----- PASSAGE TO READ

I recently enrolled in KPU’s Professional Program in Open Education. The first course is OPEN 9100 Theory and Philosophy of Open Education! For one of our assignments we had to reflect on our own definitions of open.
For me, open is:
a belief in the potential of openness and sharing to improve learning, and a social justice orientation – caring about equity, with openness as one way to achieve this.
Maha Bali, “What is Open Pedagogy Anyway,” Open Pedagogy Open Discussion, April 24, 2017, https://www.youtube.com/watch?v=gmPmZEhy3Lc.
For me, open is not just the creation, use, and reuse of open educational resources (OER) – freely accessible openly licensed text, media and other digital tools – but also the co-creation, adaptation, and sharing of teaching practices. Open pedagogy has four basic principles: improving access to education, and access more generally; centering leaner-driven process; emphasizing community and collaboration over content; and connecting the academy to the wider public. My definition of open is one that considers the potential to dismantle hierarchical academic structures and often provide opportunities to disrupt the academy altogether.
Maha Bali has explained that open, and open pedagogy specifically is an ethos with two major components
a belief in the potential of openness and sharing to improve learning, and a social justice orientation – caring about equity, with openness as one way to achieve this.

----------
----- DATA SUPPLIED

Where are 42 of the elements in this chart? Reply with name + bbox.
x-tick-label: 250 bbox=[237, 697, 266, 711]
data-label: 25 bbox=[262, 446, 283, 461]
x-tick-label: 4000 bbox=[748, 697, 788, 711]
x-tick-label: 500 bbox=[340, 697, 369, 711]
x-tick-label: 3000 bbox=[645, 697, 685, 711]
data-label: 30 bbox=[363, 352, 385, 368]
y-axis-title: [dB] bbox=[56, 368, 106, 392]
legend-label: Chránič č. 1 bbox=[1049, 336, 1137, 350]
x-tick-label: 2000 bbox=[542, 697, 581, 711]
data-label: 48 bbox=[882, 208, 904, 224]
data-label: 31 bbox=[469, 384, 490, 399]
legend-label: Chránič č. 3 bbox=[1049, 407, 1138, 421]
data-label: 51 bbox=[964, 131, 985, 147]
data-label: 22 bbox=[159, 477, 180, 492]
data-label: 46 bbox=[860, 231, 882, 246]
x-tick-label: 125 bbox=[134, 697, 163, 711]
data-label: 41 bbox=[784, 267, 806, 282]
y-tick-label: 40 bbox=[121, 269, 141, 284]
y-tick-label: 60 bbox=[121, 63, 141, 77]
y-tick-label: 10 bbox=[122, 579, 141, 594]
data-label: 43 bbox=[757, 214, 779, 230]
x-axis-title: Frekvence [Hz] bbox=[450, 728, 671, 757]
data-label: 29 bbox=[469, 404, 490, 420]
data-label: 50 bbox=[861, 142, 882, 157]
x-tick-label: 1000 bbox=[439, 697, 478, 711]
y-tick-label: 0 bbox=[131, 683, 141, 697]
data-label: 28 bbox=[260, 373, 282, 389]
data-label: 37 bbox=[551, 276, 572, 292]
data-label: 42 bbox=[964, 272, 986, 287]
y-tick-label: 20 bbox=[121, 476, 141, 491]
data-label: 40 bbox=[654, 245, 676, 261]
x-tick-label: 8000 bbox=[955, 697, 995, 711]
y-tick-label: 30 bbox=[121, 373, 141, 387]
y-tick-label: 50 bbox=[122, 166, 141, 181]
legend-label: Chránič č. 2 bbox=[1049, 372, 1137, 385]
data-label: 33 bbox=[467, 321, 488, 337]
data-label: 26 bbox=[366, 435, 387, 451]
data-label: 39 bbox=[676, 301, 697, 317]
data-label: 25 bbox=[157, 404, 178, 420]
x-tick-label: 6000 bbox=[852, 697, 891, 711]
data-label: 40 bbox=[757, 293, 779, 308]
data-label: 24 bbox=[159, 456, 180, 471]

----------

**INSTRUCTIONS**.
a) Answer these questions from the post about defining open education:
(i) What is the name of the first course in the program?
(ii) How many basic principles of open pedagogy does the post list?
(iii) Who is credited with explaining that open pedagogy is an ethos with two major components?
b) Reproduce verbatim the part of the post about defining open education between "I recently enrolled" and "24, 2017, https://www.youtube.com/watch?v=gmPmZEhy3Lc.", inclusive.
c) Extend the post about defining open education, picking up after its final sentence.

**OUTPUTS IN ORDER**.
a)
(i) OPEN 9100 Theory and Philosophy of Open Education
(ii) Four
(iii) Maha Bali

b)
I recently enrolled in KPU’s Professional Program in Open Education. The first course is OPEN 9100 Theory and Philosophy of Open Education! For one of our assignments we had to reflect on our own definitions of open.
For me, open is:
a belief in the potential of openness and sharing to improve learning, and a social justice orientation – caring about equity, with openness as one way to achieve this.
Maha Bali, “What is Open Pedagogy Anyway,” Open Pedagogy Open Discussion, April 24, 2017, https://www.youtube.com/watch?v=gmPmZEhy3Lc.

c)
Maha Bali, “What is Open Pedagogy Anyway,” Open Pedagogy Open Discussion, April 24, 2017, https://www.youtube.com/watch?v=gmPmZEhy3Lc.
For two of its leading proponents, Rajiv Jhangiani and Robin DeRosa, open pedagogy is “a site of praxis, a place where theories about learning, teaching, technology, and social justice enter into a conversation with each other and inform the development of educational practices and structures.” They argue there is no fixed definition of open pedagogy, but rather a series of questions to be asked:
- What are your hopes for education, particularly for higher education?
- What vision do you work toward when you design your daily professional practices in and out of the classroom?
- How do you see the roles of the learner and the teacher?
- What challenges do your students face in their learning environments, and how does your pedagogy address them?
- What visions do you work toward when you design your daily professional practices in and out of the classroom? (Jhangiani and DeRosa)
For me, open is about considering these questions, answering them for myself, and returning to them repeatedly in my practice.
I am also going to include the image I selected for the Media Gallery because I think it also illustrates my definition of open:

OEPr: Open Education Practices re-imagined by Helen Dewaard is licensed under a CC BY 2.0.
Bibliography
Maha Bali, “What is Open Pedagogy Anyway,” Open Pedagogy Open Discussion, April 24, 2017, https://www.youtube.com/watch?v=gmPmZEhy3Lc.
Catherine Cronin, “Openness and Praxis: Explroing the Use of Open Educational Practices in Higher Education,” the International Review of Research in Open and Distributed learning 18, no. 5 (2017): 2, http://www.irrodl.org/index.php/irrodl/article/view/3096;
Rajiv Jhangiani and Robin DeRosa, “Open Pedagogy,” Open Pedagogy Notebook: Sharing Practices, Building Community http://openpedagogy.org/open-pedagogy/.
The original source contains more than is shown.